== TASK OBJECTIVE ==
Output every line of the records below without any changes, but leave out the pictures.

== LISTED RECORDS ==
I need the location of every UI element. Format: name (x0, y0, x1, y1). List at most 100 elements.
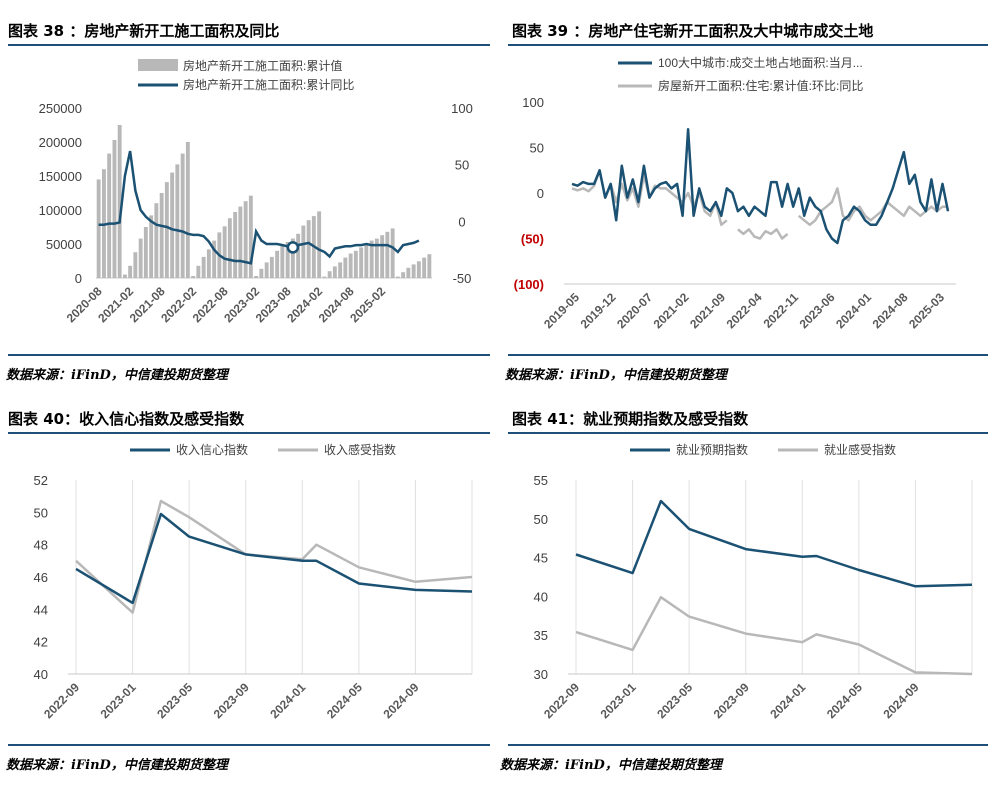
chart40-y-tick: 46 (34, 570, 48, 585)
chart38-bar (264, 262, 269, 278)
chart39-source: 数据来源：iFinD，中信建投期货整理 (505, 368, 727, 383)
chart40-y-tick: 42 (34, 635, 48, 650)
chart38-yleft-tick: 200000 (39, 135, 82, 150)
chart39-x-tick: 2020-07 (614, 290, 655, 331)
chart39-legend-label-0: 100大中城市:成交土地占地面积:当月... (658, 55, 863, 70)
chart39-plot: 100大中城市:成交土地占地面积:当月... 房屋新开工面积:住宅:累计值:环比:… (514, 55, 956, 331)
chart40-x-tick: 2023-09 (211, 680, 252, 721)
chart40-y-tick: 44 (34, 602, 48, 617)
chart41-series-line-1 (575, 595, 973, 676)
chart38-bar (280, 245, 285, 278)
chart39-legend-label-1: 房屋新开工面积:住宅:累计值:环比:同比 (658, 78, 863, 93)
chart39-x-tick: 2022-04 (724, 290, 765, 331)
chart38-bar (175, 164, 180, 278)
chart39-x-tick: 2019-12 (578, 290, 619, 331)
chart38-bar (290, 238, 295, 278)
chart38-bar (222, 226, 227, 278)
chart40-y-tick: 48 (34, 538, 48, 553)
chart39-x-tick: 2021-02 (651, 290, 692, 331)
chart38-bar (117, 125, 122, 278)
chart41-y-tick: 50 (534, 512, 548, 527)
chart38-bar (159, 193, 164, 278)
chart39-x-tick: 2024-08 (870, 290, 911, 331)
chart38-bar (332, 266, 337, 278)
chart41-legend-label-0: 就业预期指数 (676, 442, 748, 457)
chart39-series-line-0 (571, 128, 950, 245)
chart38-bar (317, 211, 322, 278)
chart38-bar (254, 276, 259, 278)
chart38-bar (269, 256, 274, 278)
chart38-bar (96, 179, 101, 278)
chart39-x-tick: 2024-01 (833, 290, 874, 331)
chart41-y-tick: 55 (534, 473, 548, 488)
chart38-legend-label-1: 房地产新开工施工面积:累计同比 (183, 77, 354, 92)
chart38-legend-swatch-bar (138, 59, 178, 71)
chart40-bottom-rule (8, 744, 490, 746)
chart39-y-tick: 100 (522, 95, 544, 110)
chart41-y-tick: 40 (534, 589, 548, 604)
chart39-y-tick: (50) (521, 232, 544, 247)
chart38-yleft-tick: 100000 (39, 203, 82, 218)
chart40-x-tick: 2024-01 (267, 680, 308, 721)
chart38-bar (196, 265, 201, 278)
chart41-x-tick: 2024-09 (881, 680, 922, 721)
chart39-top-rule (508, 44, 988, 46)
chart41-y-tick: 45 (534, 551, 548, 566)
chart41-x-tick: 2023-01 (598, 680, 639, 721)
chart38-bar (422, 257, 427, 278)
chart38-yright-tick: 100 (451, 101, 473, 116)
chart38-yleft-tick: 50000 (46, 237, 82, 252)
chart38-bar (170, 172, 175, 278)
chart38-bar (374, 238, 379, 278)
chart38-bar (338, 262, 343, 278)
chart41-top-rule (508, 432, 988, 434)
chart38-source: 数据来源：iFinD，中信建投期货整理 (6, 368, 228, 383)
chart41-x-tick: 2022-09 (541, 680, 582, 721)
chart38-bar (201, 256, 206, 278)
chart38-bar (359, 247, 364, 278)
chart40-top-rule (8, 432, 490, 434)
chart40-x-tick: 2023-01 (98, 680, 139, 721)
chart38-bar (364, 244, 369, 278)
chart38-line-marker (286, 241, 300, 254)
chart41-x-tick: 2023-09 (711, 680, 752, 721)
chart40-x-tick: 2022-09 (41, 680, 82, 721)
chart39-x-tick: 2025-03 (906, 290, 947, 331)
chart39-y-tick: 50 (530, 141, 544, 156)
chart40-x-tick: 2024-09 (381, 680, 422, 721)
chart41-series-line-0 (575, 499, 973, 588)
chart38-bar (380, 235, 385, 278)
chart38-bar (112, 140, 117, 278)
chart38-bar (343, 257, 348, 278)
chart38-bar (348, 253, 353, 278)
chart39-y-tick: (100) (514, 277, 544, 292)
chart41-legend-label-1: 就业感受指数 (824, 442, 896, 457)
chart40-y-tick: 40 (34, 667, 48, 682)
chart39-series-line-1 (571, 169, 948, 240)
chart41-x-tick: 2024-01 (767, 680, 808, 721)
chart38-bar (164, 182, 169, 278)
chart38-yright-tick: 50 (455, 158, 469, 173)
chart39-y-tick: 0 (537, 186, 544, 201)
chart40-plot: 收入信心指数 收入感受指数 40 42 44 46 48 50 52 2022-09 2023-01… (34, 442, 473, 721)
chart39-x-tick: 2021-09 (687, 290, 728, 331)
chart38-bar (301, 225, 306, 278)
chart38-bar (107, 153, 112, 278)
chart39-x-tick: 2022-11 (761, 290, 802, 331)
chart41-x-tick: 2024-05 (824, 680, 865, 721)
chart38-x-tick: 2025-02 (347, 284, 388, 325)
chart40-series-line-0 (75, 512, 473, 605)
chart38-bar (369, 240, 374, 278)
chart41-bottom-rule (508, 744, 988, 746)
chart38-bar (128, 265, 133, 278)
chart38-bar (406, 267, 411, 278)
chart38-bar (275, 250, 280, 278)
chart38-bar (206, 249, 211, 278)
chart38-bar (248, 195, 253, 278)
chart38-legend-label-0: 房地产新开工施工面积:累计值 (183, 58, 342, 73)
chart41-y-tick: 35 (534, 628, 548, 643)
chart40-legend-label-1: 收入感受指数 (324, 442, 396, 457)
chart38-bar (327, 271, 332, 278)
chart41-y-tick: 30 (534, 667, 548, 682)
chart38-top-rule (8, 44, 490, 46)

== TASK SOLUTION ==
I need the location of every UI element. Format: name (x0, y0, x1, y1). List at most 100 elements.
chart40-y-tick: 46 (34, 570, 48, 585)
chart38-bar (264, 262, 269, 278)
chart39-source: 数据来源：iFinD，中信建投期货整理 (505, 368, 727, 383)
chart40-y-tick: 42 (34, 635, 48, 650)
chart38-yleft-tick: 200000 (39, 135, 82, 150)
chart39-x-tick: 2020-07 (614, 290, 655, 331)
chart39-legend-label-0: 100大中城市:成交土地占地面积:当月... (658, 55, 863, 70)
chart39-plot: 100大中城市:成交土地占地面积:当月... 房屋新开工面积:住宅:累计值:环比:… (514, 55, 956, 331)
chart40-x-tick: 2023-09 (211, 680, 252, 721)
chart40-y-tick: 44 (34, 602, 48, 617)
chart41-series-line-1 (575, 595, 973, 676)
chart38-bar (280, 245, 285, 278)
chart39-legend-label-1: 房屋新开工面积:住宅:累计值:环比:同比 (658, 78, 863, 93)
chart39-x-tick: 2022-04 (724, 290, 765, 331)
chart38-bar (175, 164, 180, 278)
chart39-x-tick: 2019-12 (578, 290, 619, 331)
chart38-bar (290, 238, 295, 278)
chart38-bar (222, 226, 227, 278)
chart40-y-tick: 48 (34, 538, 48, 553)
chart39-x-tick: 2021-02 (651, 290, 692, 331)
chart38-bar (117, 125, 122, 278)
chart41-y-tick: 50 (534, 512, 548, 527)
chart38-bar (159, 193, 164, 278)
chart39-x-tick: 2024-08 (870, 290, 911, 331)
chart38-bar (332, 266, 337, 278)
chart41-legend-label-0: 就业预期指数 (676, 442, 748, 457)
chart39-series-line-0 (571, 128, 950, 245)
chart38-bar (317, 211, 322, 278)
chart38-bar (254, 276, 259, 278)
chart38-bar (269, 256, 274, 278)
chart38-bar (96, 179, 101, 278)
chart39-x-tick: 2024-01 (833, 290, 874, 331)
chart41-y-tick: 55 (534, 473, 548, 488)
chart38-legend-label-1: 房地产新开工施工面积:累计同比 (183, 77, 354, 92)
chart38-legend-swatch-bar (138, 59, 178, 71)
chart40-bottom-rule (8, 744, 490, 746)
chart39-y-tick: 100 (522, 95, 544, 110)
chart41-y-tick: 40 (534, 589, 548, 604)
chart39-y-tick: (50) (521, 232, 544, 247)
chart38-yleft-tick: 100000 (39, 203, 82, 218)
chart40-x-tick: 2024-01 (267, 680, 308, 721)
chart38-bar (196, 265, 201, 278)
chart41-x-tick: 2024-09 (881, 680, 922, 721)
chart39-top-rule (508, 44, 988, 46)
chart41-y-tick: 45 (534, 551, 548, 566)
chart41-x-tick: 2023-01 (598, 680, 639, 721)
chart38-bar (422, 257, 427, 278)
chart38-yright-tick: 100 (451, 101, 473, 116)
chart38-yleft-tick: 50000 (46, 237, 82, 252)
chart38-bar (170, 172, 175, 278)
chart38-bar (374, 238, 379, 278)
chart38-bar (338, 262, 343, 278)
chart41-top-rule (508, 432, 988, 434)
chart38-source: 数据来源：iFinD，中信建投期货整理 (6, 368, 228, 383)
chart41-x-tick: 2022-09 (541, 680, 582, 721)
chart38-bar (201, 256, 206, 278)
chart38-bar (359, 247, 364, 278)
chart40-top-rule (8, 432, 490, 434)
chart40-x-tick: 2023-01 (98, 680, 139, 721)
chart38-bar (364, 244, 369, 278)
chart38-line-marker (286, 241, 300, 254)
chart41-x-tick: 2023-09 (711, 680, 752, 721)
chart40-x-tick: 2022-09 (41, 680, 82, 721)
chart39-x-tick: 2025-03 (906, 290, 947, 331)
chart39-y-tick: 50 (530, 141, 544, 156)
chart40-x-tick: 2024-09 (381, 680, 422, 721)
chart41-series-line-0 (575, 499, 973, 588)
chart38-bar (380, 235, 385, 278)
chart38-bar (112, 140, 117, 278)
chart38-bar (343, 257, 348, 278)
chart38-bar (348, 253, 353, 278)
chart39-y-tick: (100) (514, 277, 544, 292)
chart41-legend-label-1: 就业感受指数 (824, 442, 896, 457)
chart40-y-tick: 40 (34, 667, 48, 682)
chart39-series-line-1 (571, 169, 948, 240)
chart41-x-tick: 2024-01 (767, 680, 808, 721)
chart38-bar (164, 182, 169, 278)
chart38-yright-tick: 50 (455, 158, 469, 173)
chart39-y-tick: 0 (537, 186, 544, 201)
chart40-plot: 收入信心指数 收入感受指数 40 42 44 46 48 50 52 2022-09 2023-01… (34, 442, 473, 721)
chart39-x-tick: 2021-09 (687, 290, 728, 331)
chart38-bar (301, 225, 306, 278)
chart38-bar (107, 153, 112, 278)
chart39-x-tick: 2022-11 (761, 290, 802, 331)
chart41-x-tick: 2024-05 (824, 680, 865, 721)
chart38-x-tick: 2025-02 (347, 284, 388, 325)
chart40-series-line-0 (75, 512, 473, 605)
chart38-bar (369, 240, 374, 278)
chart41-bottom-rule (508, 744, 988, 746)
chart38-bar (128, 265, 133, 278)
chart38-bar (406, 267, 411, 278)
chart38-bar (275, 250, 280, 278)
chart38-bar (206, 249, 211, 278)
chart38-bar (248, 195, 253, 278)
chart38-legend-label-0: 房地产新开工施工面积:累计值 (183, 58, 342, 73)
chart41-y-tick: 35 (534, 628, 548, 643)
chart40-legend-label-1: 收入感受指数 (324, 442, 396, 457)
chart38-bar (327, 271, 332, 278)
chart41-y-tick: 30 (534, 667, 548, 682)
chart38-top-rule (8, 44, 490, 46)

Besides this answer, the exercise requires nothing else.